*What is asked*.
Take all the material and copy it exactly.

### Stored records ###

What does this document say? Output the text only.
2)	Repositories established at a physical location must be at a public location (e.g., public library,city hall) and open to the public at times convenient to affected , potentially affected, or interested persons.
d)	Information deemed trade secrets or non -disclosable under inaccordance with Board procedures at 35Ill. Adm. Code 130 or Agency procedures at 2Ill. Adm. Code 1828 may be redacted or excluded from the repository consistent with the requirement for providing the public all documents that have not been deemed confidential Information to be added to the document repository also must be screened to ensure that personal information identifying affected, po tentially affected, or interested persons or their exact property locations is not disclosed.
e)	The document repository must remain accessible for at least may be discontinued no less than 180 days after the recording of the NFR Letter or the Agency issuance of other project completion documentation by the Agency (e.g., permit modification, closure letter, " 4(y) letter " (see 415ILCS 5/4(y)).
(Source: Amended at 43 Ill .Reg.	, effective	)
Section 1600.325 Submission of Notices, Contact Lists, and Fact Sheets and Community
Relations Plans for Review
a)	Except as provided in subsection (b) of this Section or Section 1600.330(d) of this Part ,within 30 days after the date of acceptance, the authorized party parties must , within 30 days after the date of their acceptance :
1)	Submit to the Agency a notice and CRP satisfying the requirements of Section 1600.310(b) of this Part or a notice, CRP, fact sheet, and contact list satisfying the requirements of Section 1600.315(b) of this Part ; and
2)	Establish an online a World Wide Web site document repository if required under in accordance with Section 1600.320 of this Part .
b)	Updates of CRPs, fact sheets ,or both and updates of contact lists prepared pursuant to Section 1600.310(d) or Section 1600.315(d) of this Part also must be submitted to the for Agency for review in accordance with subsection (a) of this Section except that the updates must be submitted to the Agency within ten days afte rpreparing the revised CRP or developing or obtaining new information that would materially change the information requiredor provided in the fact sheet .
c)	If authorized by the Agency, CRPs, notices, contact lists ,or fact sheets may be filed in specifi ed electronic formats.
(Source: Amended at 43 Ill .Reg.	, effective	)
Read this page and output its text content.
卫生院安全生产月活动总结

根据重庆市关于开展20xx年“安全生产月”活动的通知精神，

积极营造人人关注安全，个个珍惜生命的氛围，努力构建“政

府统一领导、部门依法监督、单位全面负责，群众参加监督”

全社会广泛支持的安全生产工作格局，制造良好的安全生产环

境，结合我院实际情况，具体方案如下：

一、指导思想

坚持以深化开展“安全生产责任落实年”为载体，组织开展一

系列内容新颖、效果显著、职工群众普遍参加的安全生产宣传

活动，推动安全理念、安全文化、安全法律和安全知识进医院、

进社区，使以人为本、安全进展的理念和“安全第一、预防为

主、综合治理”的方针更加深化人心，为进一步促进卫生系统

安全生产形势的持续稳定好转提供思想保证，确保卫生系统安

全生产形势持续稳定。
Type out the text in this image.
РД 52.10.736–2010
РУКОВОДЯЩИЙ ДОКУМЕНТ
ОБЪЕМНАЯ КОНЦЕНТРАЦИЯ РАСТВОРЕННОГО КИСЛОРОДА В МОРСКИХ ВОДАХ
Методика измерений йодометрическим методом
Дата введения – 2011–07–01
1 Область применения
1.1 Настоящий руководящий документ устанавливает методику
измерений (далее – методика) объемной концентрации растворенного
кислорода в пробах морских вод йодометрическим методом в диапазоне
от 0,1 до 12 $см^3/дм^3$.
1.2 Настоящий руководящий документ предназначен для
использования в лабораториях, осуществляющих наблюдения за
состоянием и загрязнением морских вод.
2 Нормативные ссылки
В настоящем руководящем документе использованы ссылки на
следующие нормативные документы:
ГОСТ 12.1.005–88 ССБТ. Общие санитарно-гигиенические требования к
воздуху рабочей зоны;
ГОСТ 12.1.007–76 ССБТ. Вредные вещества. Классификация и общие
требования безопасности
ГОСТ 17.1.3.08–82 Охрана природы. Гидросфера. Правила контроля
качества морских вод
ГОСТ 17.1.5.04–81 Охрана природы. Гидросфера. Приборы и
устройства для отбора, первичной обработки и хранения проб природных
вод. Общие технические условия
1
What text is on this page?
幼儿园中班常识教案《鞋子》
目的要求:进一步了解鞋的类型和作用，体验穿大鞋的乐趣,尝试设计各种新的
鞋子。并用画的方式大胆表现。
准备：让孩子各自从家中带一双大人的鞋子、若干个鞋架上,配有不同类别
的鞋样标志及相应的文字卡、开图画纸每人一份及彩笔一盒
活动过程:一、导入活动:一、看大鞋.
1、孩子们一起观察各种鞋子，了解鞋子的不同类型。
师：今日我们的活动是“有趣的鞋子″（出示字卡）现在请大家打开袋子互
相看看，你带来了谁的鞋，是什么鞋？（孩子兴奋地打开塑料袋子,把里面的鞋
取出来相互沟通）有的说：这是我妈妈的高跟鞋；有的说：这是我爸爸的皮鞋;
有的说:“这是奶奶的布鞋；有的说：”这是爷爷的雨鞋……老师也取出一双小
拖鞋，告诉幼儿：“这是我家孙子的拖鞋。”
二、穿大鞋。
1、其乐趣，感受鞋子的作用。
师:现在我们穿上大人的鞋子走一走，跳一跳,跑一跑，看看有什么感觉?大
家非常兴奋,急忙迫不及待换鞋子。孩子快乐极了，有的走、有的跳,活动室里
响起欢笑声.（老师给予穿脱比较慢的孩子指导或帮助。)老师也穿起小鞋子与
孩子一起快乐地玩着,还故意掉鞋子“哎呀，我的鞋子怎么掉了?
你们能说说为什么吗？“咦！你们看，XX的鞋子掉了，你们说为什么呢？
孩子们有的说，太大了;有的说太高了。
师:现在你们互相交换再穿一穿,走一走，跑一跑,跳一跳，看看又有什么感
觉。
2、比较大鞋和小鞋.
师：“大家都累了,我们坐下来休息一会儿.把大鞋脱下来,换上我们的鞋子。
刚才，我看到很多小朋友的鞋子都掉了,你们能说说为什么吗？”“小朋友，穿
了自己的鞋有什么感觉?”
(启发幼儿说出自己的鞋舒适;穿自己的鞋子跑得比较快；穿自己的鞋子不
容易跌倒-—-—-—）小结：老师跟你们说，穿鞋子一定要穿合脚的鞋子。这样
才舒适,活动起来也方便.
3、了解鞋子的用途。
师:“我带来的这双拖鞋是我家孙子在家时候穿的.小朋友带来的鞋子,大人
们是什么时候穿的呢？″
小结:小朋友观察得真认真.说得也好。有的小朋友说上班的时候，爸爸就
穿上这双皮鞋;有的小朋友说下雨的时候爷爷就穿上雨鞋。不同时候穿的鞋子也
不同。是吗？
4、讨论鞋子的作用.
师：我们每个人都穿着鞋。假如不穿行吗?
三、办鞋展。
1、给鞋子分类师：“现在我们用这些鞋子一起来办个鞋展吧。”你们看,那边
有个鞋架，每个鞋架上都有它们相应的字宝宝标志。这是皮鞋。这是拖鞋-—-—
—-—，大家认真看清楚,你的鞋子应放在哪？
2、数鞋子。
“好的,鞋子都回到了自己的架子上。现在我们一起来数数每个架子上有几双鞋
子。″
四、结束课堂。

###

*Result for this task*.
What does this document say? Output the text only.
2)	Repositories established at a physical location must be at a public location (e.g., public library,city hall) and open to the public at times convenient to affected , potentially affected, or interested persons.
d)	Information deemed trade secrets or non -disclosable under inaccordance with Board procedures at 35Ill. Adm. Code 130 or Agency procedures at 2Ill. Adm. Code 1828 may be redacted or excluded from the repository consistent with the requirement for providing the public all documents that have not been deemed confidential Information to be added to the document repository also must be screened to ensure that personal information identifying affected, po tentially affected, or interested persons or their exact property locations is not disclosed.
e)	The document repository must remain accessible for at least may be discontinued no less than 180 days after the recording of the NFR Letter or the Agency issuance of other project completion documentation by the Agency (e.g., permit modification, closure letter, " 4(y) letter " (see 415ILCS 5/4(y)).
(Source: Amended at 43 Ill .Reg.	, effective	)
Section 1600.325 Submission of Notices, Contact Lists, and Fact Sheets and Community
Relations Plans for Review
a)	Except as provided in subsection (b) of this Section or Section 1600.330(d) of this Part ,within 30 days after the date of acceptance, the authorized party parties must , within 30 days after the date of their acceptance :
1)	Submit to the Agency a notice and CRP satisfying the requirements of Section 1600.310(b) of this Part or a notice, CRP, fact sheet, and contact list satisfying the requirements of Section 1600.315(b) of this Part ; and
2)	Establish an online a World Wide Web site document repository if required under in accordance with Section 1600.320 of this Part .
b)	Updates of CRPs, fact sheets ,or both and updates of contact lists prepared pursuant to Section 1600.310(d) or Section 1600.315(d) of this Part also must be submitted to the for Agency for review in accordance with subsection (a) of this Section except that the updates must be submitted to the Agency within ten days afte rpreparing the revised CRP or developing or obtaining new information that would materially change the information requiredor provided in the fact sheet .
c)	If authorized by the Agency, CRPs, notices, contact lists ,or fact sheets may be filed in specifi ed electronic formats.
(Source: Amended at 43 Ill .Reg.	, effective	)
Read this page and output its text content.
卫生院安全生产月活动总结

根据重庆市关于开展20xx年“安全生产月”活动的通知精神，

积极营造人人关注安全，个个珍惜生命的氛围，努力构建“政

府统一领导、部门依法监督、单位全面负责，群众参加监督”

全社会广泛支持的安全生产工作格局，制造良好的安全生产环

境，结合我院实际情况，具体方案如下：

一、指导思想

坚持以深化开展“安全生产责任落实年”为载体，组织开展一

系列内容新颖、效果显著、职工群众普遍参加的安全生产宣传

活动，推动安全理念、安全文化、安全法律和安全知识进医院、

进社区，使以人为本、安全进展的理念和“安全第一、预防为

主、综合治理”的方针更加深化人心，为进一步促进卫生系统

安全生产形势的持续稳定好转提供思想保证，确保卫生系统安

全生产形势持续稳定。
Type out the text in this image.
РД 52.10.736–2010
РУКОВОДЯЩИЙ ДОКУМЕНТ
ОБЪЕМНАЯ КОНЦЕНТРАЦИЯ РАСТВОРЕННОГО КИСЛОРОДА В МОРСКИХ ВОДАХ
Методика измерений йодометрическим методом
Дата введения – 2011–07–01
1 Область применения
1.1 Настоящий руководящий документ устанавливает методику
измерений (далее – методика) объемной концентрации растворенного
кислорода в пробах морских вод йодометрическим методом в диапазоне
от 0,1 до 12 $см^3/дм^3$.
1.2 Настоящий руководящий документ предназначен для
использования в лабораториях, осуществляющих наблюдения за
состоянием и загрязнением морских вод.
2 Нормативные ссылки
В настоящем руководящем документе использованы ссылки на
следующие нормативные документы:
ГОСТ 12.1.005–88 ССБТ. Общие санитарно-гигиенические требования к
воздуху рабочей зоны;
ГОСТ 12.1.007–76 ССБТ. Вредные вещества. Классификация и общие
требования безопасности
ГОСТ 17.1.3.08–82 Охрана природы. Гидросфера. Правила контроля
качества морских вод
ГОСТ 17.1.5.04–81 Охрана природы. Гидросфера. Приборы и
устройства для отбора, первичной обработки и хранения проб природных
вод. Общие технические условия
1
What text is on this page?
幼儿园中班常识教案《鞋子》
目的要求:进一步了解鞋的类型和作用，体验穿大鞋的乐趣,尝试设计各种新的
鞋子。并用画的方式大胆表现。
准备：让孩子各自从家中带一双大人的鞋子、若干个鞋架上,配有不同类别
的鞋样标志及相应的文字卡、开图画纸每人一份及彩笔一盒
活动过程:一、导入活动:一、看大鞋.
1、孩子们一起观察各种鞋子，了解鞋子的不同类型。
师：今日我们的活动是“有趣的鞋子″（出示字卡）现在请大家打开袋子互
相看看，你带来了谁的鞋，是什么鞋？（孩子兴奋地打开塑料袋子,把里面的鞋
取出来相互沟通）有的说：这是我妈妈的高跟鞋；有的说：这是我爸爸的皮鞋;
有的说:“这是奶奶的布鞋；有的说：”这是爷爷的雨鞋……老师也取出一双小
拖鞋，告诉幼儿：“这是我家孙子的拖鞋。”
二、穿大鞋。
1、其乐趣，感受鞋子的作用。
师:现在我们穿上大人的鞋子走一走，跳一跳,跑一跑，看看有什么感觉?大
家非常兴奋,急忙迫不及待换鞋子。孩子快乐极了，有的走、有的跳,活动室里
响起欢笑声.（老师给予穿脱比较慢的孩子指导或帮助。)老师也穿起小鞋子与
孩子一起快乐地玩着,还故意掉鞋子“哎呀，我的鞋子怎么掉了?
你们能说说为什么吗？“咦！你们看，XX的鞋子掉了，你们说为什么呢？
孩子们有的说，太大了;有的说太高了。
师:现在你们互相交换再穿一穿,走一走，跑一跑,跳一跳，看看又有什么感
觉。
2、比较大鞋和小鞋.
师：“大家都累了,我们坐下来休息一会儿.把大鞋脱下来,换上我们的鞋子。
刚才，我看到很多小朋友的鞋子都掉了,你们能说说为什么吗？”“小朋友，穿
了自己的鞋有什么感觉?”
(启发幼儿说出自己的鞋舒适;穿自己的鞋子跑得比较快；穿自己的鞋子不
容易跌倒-—-—-—）小结：老师跟你们说，穿鞋子一定要穿合脚的鞋子。这样
才舒适,活动起来也方便.
3、了解鞋子的用途。
师:“我带来的这双拖鞋是我家孙子在家时候穿的.小朋友带来的鞋子,大人
们是什么时候穿的呢？″
小结:小朋友观察得真认真.说得也好。有的小朋友说上班的时候，爸爸就
穿上这双皮鞋;有的小朋友说下雨的时候爷爷就穿上雨鞋。不同时候穿的鞋子也
不同。是吗？
4、讨论鞋子的作用.
师：我们每个人都穿着鞋。假如不穿行吗?
三、办鞋展。
1、给鞋子分类师：“现在我们用这些鞋子一起来办个鞋展吧。”你们看,那边
有个鞋架，每个鞋架上都有它们相应的字宝宝标志。这是皮鞋。这是拖鞋-—-—
—-—，大家认真看清楚,你的鞋子应放在哪？
2、数鞋子。
“好的,鞋子都回到了自己的架子上。现在我们一起来数数每个架子上有几双鞋
子。″
四、结束课堂。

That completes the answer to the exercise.